**Task prompt**:
Copy the thesis entry between "Bucketing and filtering" and "(1987), vi+120 pp.", inclusive, swapping "computational geometry" for "discrete geometry" each time it occurs.

**Reading text**:
--------

Bucketing and filtering in computational geometry
Author:Jyrki Katajainen
Publication:Ph.D. Thesis, Department of Computer Science, University of Turku (1987), vi+120 pp.
Abstract:This thesis summarizes the work on computational geometry which I have done during the last five years at the University of Turku. The computational complexity of three geometrical proximity problems is examined: How to construct a minimum spanning tree, the relative neighbourhood graph, and the Delaunay diagram (a Delaunay triangulation) for a finite set of points in a two-dimensional coordinate space with the Lp metric as a distance measure.

   The main contributions of this work are:

  • A simple expected-time optimal algorithm for relative neighbourhood graphs. The algorithm works for any Lp metric, 1 ≤ p ≤ ∞. Similar ideas can be used to obtain a simple algorithm for minimum spanning trees, as well as for Delaunay diagrams (triangulations).

--------

Records from a data source:
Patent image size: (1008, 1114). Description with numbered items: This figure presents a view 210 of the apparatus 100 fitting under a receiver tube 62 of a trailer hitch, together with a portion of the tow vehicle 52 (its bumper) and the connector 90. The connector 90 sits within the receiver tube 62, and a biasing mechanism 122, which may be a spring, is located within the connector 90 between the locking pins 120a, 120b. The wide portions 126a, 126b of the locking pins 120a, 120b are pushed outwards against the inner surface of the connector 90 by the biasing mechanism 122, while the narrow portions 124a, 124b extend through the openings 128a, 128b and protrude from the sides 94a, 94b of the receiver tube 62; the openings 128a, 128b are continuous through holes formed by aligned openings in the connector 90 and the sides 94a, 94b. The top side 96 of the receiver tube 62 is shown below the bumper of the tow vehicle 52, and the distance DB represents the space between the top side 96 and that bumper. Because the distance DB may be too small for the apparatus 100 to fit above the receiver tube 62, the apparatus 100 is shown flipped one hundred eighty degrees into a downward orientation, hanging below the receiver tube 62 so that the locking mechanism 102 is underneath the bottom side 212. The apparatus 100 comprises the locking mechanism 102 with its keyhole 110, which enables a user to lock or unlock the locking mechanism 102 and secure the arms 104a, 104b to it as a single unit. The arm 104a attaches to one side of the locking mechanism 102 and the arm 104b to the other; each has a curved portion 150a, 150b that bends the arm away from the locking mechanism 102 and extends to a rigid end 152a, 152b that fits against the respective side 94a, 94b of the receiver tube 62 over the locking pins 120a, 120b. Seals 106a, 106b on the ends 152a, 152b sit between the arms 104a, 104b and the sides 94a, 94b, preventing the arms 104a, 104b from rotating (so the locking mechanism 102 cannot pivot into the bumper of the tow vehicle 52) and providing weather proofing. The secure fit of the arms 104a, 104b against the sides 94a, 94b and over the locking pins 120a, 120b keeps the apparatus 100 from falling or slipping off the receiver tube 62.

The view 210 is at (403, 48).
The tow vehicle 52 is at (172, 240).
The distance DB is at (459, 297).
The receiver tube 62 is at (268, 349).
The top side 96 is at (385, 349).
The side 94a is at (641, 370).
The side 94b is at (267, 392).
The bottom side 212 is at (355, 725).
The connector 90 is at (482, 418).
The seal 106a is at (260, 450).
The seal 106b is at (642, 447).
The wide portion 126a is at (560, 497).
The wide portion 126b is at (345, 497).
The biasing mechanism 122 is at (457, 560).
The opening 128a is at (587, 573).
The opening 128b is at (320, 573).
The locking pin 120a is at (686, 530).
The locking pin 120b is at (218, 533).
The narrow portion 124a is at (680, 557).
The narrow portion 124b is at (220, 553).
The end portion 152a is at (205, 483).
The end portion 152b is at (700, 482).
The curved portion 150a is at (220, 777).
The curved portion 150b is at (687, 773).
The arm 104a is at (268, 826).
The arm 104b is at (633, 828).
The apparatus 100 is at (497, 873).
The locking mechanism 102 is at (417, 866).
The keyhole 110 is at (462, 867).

--------

**The reply**:
Bucketing and filtering in discrete geometry
Author:Jyrki Katajainen
Publication:Ph.D. Thesis, Department of Computer Science, University of Turku (1987), vi+120 pp.